> **GIVEN TASK 1**
In the avocet photography post, reproduce the passage from "The legs have" up to and including "bomber flying in.", changing "photo bomber" to "stray bird".
> **GIVEN TASK 2**
According to the avocet photography post, at what time did calm winds in Galveston get the writer out of bed?
> **GIVEN TASK 3**
List every piece of camera gear named in the avocet photography post.

> **TEXT SEGMENT**
┏━━

Mentioned to my FeatherFest group before we hit the beach on Saturday morning that one of my target birds for this field trip was avocets. Score!
Low tide turned into high tide with the winds from the south due to the storm system. The high tide drove all of the birds near the shoreline and luckily most of them were along the beach facing south before you go around the bend. We started with a small group of avocets and worked our way down the beach until we hit the jackpot with thousands of them that just kept flying into the same area.
The legs have it in this full frame shot from my ground pod with only cropping to pano format. If you look close, had some light rain going on at this time. Also a photo bomber flying in.
Taken with Canon 1DX and Canon 500mm F4 IS II with 1.4XIII teleconverter mounted on Skimmer ground pod with Wimberley II gimbal head.
1/200 sec @ F 5.6, ISO 800, evaluative metering, +1 exposure compensation, aperture priority, 700mm
About 3 minuets after the brown pelican sunrise photo per my last post, caught this group of American Avocets passing under the sunrise. Made for a cool silhouette shot.
Taken with Canon 1DX and Canon 500MM F4 IS II with 1.4X III teleconverter mounted on Skimmer ground pod with Wimberley II gimbal head
Aperture priority, 1/8000 sec @ F5.6, ISO 1600, evaluative metering, -1/3 exposure compensation
After a tiring work week, it was a challenge to drag my old carcass out of bed early on Saturday. However, calm winds in Galveston coaxed me out of bed at 4:00 a.m. and I headed to the gulf coast. The last two trips have been less than stellar with the tide being too low, which spreads out the birds with Avocets nowhere to be found. Had high hopes on the way to Galveston with seeing the distant water vapor from Texas City plant stacks going straight up with no wind. The clouds were a gorgeous pre-dawn red color as the ferry approached Bolivar. All promising signs.

┗━━

> **EXTRACTED MATERIAL**
┏━━

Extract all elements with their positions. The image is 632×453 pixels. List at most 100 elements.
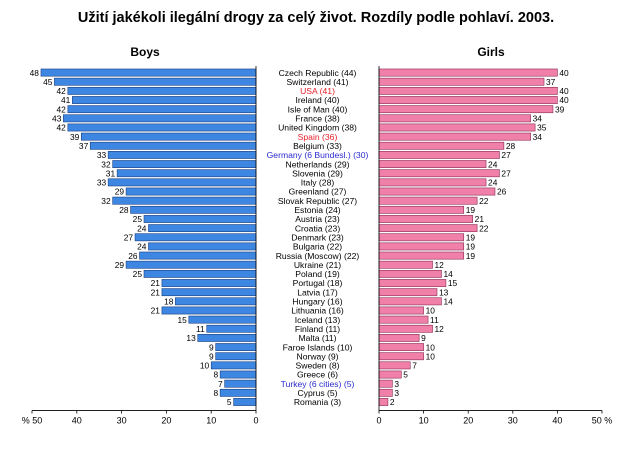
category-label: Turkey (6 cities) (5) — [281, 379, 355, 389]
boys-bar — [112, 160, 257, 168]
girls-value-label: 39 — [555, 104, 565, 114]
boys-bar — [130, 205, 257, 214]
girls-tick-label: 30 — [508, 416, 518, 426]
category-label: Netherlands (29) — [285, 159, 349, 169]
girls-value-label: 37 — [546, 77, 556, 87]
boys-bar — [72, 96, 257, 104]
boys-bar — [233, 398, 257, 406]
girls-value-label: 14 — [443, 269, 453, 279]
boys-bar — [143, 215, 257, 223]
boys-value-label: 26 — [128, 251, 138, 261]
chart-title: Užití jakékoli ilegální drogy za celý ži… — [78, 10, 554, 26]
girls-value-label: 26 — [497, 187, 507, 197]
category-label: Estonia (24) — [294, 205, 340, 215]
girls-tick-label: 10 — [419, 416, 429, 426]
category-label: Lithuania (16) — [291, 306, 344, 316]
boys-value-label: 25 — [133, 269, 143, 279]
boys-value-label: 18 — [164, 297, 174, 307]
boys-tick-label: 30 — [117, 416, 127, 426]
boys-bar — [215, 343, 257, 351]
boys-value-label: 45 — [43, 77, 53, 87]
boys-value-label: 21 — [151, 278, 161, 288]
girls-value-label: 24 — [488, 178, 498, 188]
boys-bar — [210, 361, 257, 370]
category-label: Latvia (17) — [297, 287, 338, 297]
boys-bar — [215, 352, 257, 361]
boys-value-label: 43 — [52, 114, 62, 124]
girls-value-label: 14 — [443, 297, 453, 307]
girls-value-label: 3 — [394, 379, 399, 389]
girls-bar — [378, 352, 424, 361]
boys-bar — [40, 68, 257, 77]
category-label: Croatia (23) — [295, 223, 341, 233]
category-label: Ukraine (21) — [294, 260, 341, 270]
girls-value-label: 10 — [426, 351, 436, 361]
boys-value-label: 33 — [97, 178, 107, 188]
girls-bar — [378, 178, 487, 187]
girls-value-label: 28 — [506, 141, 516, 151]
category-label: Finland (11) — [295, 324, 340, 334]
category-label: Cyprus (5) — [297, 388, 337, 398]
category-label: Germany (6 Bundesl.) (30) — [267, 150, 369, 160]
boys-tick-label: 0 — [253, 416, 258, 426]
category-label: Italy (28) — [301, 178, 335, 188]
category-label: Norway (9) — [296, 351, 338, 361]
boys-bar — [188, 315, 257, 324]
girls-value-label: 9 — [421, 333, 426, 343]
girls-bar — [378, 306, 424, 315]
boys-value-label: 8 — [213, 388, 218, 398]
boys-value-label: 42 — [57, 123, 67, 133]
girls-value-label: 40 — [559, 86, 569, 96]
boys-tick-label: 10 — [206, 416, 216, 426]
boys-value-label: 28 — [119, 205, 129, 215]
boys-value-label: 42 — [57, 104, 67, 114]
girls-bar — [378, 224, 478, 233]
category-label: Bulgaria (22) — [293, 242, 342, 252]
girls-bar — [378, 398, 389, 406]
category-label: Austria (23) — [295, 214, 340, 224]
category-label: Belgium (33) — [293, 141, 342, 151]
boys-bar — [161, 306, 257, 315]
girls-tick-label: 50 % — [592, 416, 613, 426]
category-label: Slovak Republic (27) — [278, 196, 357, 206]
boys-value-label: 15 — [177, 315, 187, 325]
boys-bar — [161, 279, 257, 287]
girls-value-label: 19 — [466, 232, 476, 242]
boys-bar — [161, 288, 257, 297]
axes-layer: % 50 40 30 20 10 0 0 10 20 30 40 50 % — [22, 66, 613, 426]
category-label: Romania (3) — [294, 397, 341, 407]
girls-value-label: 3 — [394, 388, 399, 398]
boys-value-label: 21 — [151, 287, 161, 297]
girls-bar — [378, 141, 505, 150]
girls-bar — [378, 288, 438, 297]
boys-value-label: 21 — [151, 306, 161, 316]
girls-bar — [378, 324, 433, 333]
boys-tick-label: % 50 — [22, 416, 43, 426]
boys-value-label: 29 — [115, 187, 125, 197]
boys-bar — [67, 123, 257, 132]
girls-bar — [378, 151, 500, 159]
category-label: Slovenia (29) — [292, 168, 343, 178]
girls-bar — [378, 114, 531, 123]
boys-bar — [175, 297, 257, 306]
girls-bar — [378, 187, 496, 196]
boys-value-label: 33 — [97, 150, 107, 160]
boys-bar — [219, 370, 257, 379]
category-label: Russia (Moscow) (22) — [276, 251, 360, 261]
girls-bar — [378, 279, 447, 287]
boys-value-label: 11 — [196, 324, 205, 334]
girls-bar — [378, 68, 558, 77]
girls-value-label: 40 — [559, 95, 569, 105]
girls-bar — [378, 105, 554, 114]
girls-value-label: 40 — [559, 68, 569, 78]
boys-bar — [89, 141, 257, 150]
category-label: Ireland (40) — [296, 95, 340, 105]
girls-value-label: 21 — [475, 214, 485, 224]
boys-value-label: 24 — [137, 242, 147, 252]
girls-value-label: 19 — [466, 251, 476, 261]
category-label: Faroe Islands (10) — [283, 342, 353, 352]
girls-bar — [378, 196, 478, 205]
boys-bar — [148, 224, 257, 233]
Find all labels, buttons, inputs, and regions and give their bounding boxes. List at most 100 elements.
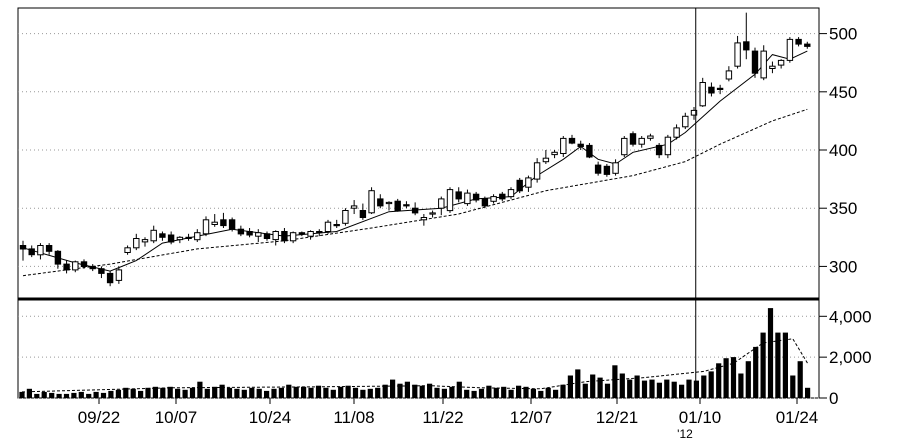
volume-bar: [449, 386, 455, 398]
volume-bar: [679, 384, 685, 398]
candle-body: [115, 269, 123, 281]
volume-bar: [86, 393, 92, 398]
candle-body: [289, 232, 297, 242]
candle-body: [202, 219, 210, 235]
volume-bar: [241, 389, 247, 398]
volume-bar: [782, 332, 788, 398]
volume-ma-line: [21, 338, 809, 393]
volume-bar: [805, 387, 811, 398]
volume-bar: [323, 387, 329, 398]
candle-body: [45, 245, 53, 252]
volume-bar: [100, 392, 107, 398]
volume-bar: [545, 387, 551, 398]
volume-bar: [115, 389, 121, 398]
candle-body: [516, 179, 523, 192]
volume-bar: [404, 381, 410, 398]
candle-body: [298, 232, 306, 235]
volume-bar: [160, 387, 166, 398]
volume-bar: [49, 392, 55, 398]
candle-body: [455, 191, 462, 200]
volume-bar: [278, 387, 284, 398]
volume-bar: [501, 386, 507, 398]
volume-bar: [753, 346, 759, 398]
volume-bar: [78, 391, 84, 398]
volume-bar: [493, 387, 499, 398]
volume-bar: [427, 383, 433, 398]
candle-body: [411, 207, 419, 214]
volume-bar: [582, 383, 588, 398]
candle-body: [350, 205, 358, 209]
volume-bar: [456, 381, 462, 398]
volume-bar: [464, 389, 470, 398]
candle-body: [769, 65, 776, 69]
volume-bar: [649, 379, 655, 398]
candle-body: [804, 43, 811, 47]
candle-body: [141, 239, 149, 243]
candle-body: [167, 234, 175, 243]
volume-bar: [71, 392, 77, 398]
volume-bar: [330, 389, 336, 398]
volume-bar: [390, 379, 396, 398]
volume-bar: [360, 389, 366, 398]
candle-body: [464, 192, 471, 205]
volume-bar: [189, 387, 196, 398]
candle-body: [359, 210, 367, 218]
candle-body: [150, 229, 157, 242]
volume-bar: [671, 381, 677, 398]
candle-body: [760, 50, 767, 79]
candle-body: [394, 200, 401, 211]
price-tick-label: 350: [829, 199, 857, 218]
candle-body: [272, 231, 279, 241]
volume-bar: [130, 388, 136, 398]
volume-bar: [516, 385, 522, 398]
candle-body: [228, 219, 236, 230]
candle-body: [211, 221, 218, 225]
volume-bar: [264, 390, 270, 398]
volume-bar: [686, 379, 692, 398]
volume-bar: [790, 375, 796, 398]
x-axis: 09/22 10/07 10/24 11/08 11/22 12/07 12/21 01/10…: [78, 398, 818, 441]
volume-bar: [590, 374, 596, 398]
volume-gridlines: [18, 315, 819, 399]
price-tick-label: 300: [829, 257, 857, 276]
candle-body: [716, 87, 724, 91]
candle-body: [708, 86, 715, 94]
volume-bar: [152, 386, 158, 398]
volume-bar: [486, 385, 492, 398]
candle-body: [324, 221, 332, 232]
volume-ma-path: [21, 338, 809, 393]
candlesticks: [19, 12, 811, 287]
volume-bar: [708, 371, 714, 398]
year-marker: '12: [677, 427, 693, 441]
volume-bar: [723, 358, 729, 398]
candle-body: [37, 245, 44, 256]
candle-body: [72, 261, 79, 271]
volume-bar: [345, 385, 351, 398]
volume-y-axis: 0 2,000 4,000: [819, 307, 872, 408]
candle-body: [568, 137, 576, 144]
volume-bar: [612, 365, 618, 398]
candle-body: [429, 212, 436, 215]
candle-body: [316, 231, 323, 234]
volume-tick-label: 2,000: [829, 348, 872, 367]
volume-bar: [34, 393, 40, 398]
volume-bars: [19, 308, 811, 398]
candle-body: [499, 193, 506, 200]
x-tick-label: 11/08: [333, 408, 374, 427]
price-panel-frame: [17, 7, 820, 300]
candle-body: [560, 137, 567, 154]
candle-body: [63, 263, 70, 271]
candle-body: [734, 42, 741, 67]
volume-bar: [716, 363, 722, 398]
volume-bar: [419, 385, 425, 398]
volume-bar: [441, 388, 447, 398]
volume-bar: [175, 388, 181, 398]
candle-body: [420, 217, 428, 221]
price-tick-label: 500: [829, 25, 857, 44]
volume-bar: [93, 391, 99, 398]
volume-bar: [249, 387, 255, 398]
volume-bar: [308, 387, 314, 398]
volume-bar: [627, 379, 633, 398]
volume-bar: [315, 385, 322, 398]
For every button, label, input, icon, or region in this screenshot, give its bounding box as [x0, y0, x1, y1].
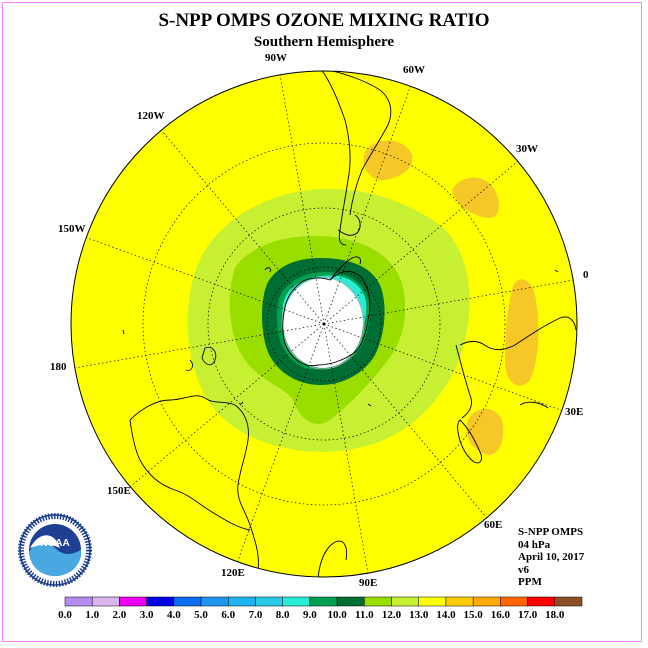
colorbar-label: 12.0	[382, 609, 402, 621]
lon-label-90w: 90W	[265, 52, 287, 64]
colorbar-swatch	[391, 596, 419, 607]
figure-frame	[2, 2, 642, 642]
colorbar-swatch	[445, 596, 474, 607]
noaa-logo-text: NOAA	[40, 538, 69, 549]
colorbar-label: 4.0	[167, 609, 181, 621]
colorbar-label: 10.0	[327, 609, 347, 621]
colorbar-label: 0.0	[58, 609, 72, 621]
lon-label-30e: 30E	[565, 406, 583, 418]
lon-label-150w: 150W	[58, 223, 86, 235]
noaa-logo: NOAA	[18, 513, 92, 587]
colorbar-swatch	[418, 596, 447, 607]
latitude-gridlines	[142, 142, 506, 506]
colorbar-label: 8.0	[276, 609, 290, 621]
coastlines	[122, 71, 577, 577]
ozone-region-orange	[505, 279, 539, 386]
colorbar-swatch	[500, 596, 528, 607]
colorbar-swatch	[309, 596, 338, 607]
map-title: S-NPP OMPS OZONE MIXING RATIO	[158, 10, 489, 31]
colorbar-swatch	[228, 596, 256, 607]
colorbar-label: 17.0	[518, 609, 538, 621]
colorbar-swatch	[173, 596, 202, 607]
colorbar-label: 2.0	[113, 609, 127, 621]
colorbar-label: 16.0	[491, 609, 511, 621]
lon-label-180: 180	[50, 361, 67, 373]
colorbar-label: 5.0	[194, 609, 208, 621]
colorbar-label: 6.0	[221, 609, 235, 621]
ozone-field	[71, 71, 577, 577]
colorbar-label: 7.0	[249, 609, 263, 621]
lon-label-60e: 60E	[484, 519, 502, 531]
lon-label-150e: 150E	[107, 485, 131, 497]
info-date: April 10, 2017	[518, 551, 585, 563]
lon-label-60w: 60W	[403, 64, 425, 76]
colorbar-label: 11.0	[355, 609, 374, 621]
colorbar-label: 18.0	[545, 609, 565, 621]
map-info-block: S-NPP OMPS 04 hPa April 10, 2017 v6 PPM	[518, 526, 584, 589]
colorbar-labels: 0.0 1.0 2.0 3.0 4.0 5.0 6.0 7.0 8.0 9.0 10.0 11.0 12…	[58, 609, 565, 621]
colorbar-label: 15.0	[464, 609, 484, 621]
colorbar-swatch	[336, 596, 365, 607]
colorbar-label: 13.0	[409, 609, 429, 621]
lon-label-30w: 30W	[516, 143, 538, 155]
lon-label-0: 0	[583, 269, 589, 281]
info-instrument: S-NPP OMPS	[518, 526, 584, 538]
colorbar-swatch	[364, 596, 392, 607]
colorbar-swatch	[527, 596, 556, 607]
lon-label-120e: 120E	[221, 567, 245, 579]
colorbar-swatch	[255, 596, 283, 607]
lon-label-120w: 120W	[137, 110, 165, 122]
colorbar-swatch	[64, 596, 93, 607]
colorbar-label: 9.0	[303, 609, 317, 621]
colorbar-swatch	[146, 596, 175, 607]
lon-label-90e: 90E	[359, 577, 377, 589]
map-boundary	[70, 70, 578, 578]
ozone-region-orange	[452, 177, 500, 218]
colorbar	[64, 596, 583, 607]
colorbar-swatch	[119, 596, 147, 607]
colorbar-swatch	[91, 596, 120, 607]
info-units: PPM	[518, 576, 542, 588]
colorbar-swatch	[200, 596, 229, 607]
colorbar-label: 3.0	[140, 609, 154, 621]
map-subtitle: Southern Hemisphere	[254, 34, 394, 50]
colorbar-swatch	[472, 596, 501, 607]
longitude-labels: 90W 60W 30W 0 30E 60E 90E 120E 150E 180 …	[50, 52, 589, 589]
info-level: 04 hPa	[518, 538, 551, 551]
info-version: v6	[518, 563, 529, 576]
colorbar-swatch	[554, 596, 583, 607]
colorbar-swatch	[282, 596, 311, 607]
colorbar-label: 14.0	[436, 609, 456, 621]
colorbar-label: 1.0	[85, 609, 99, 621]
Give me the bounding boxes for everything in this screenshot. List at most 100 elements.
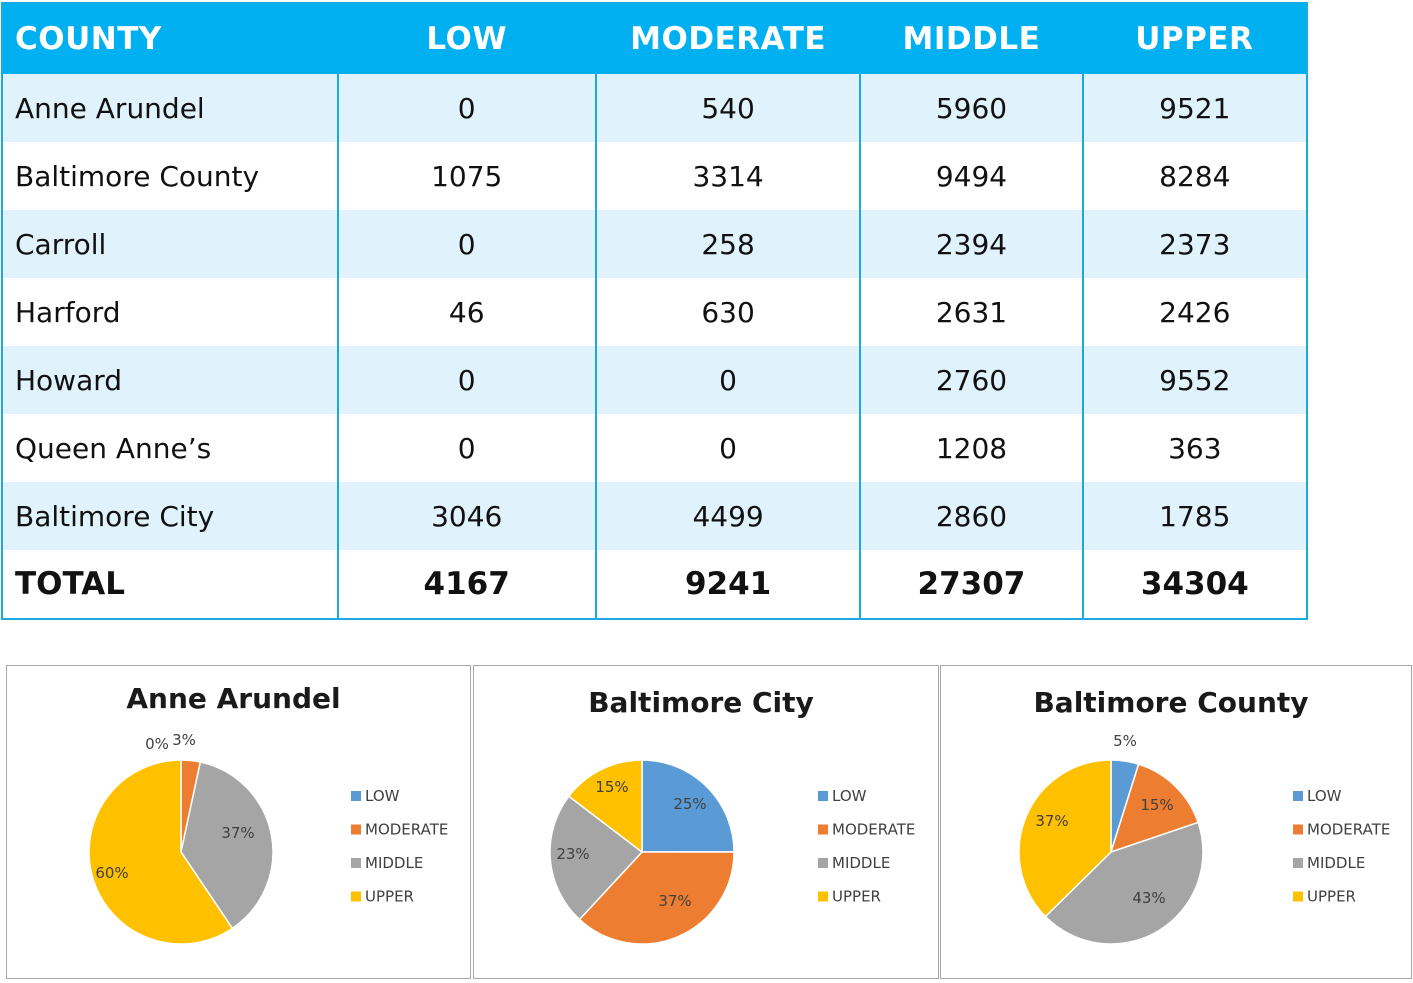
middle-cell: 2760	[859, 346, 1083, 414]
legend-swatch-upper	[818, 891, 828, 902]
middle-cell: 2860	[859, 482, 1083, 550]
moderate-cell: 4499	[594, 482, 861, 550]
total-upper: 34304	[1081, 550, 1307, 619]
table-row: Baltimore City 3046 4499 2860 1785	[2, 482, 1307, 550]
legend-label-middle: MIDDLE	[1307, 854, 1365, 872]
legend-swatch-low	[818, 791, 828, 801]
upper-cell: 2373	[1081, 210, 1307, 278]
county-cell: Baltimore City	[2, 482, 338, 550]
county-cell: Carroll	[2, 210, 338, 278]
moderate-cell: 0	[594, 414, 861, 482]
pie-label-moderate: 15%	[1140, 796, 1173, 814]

┗━━

> **WRITTEN ANSWER 1**
The legs have it in this full frame shot from my ground pod with only cropping to pano format. If you look close, had some light rain going on at this time. Also a stray bird flying in.

> **WRITTEN ANSWER 2**
4:00 a.m.

> **WRITTEN ANSWER 3**
- Canon 1DX
- Canon 500mm F4 IS II
- 1.4X III teleconverter
- Skimmer ground pod
- Wimberley II gimbal head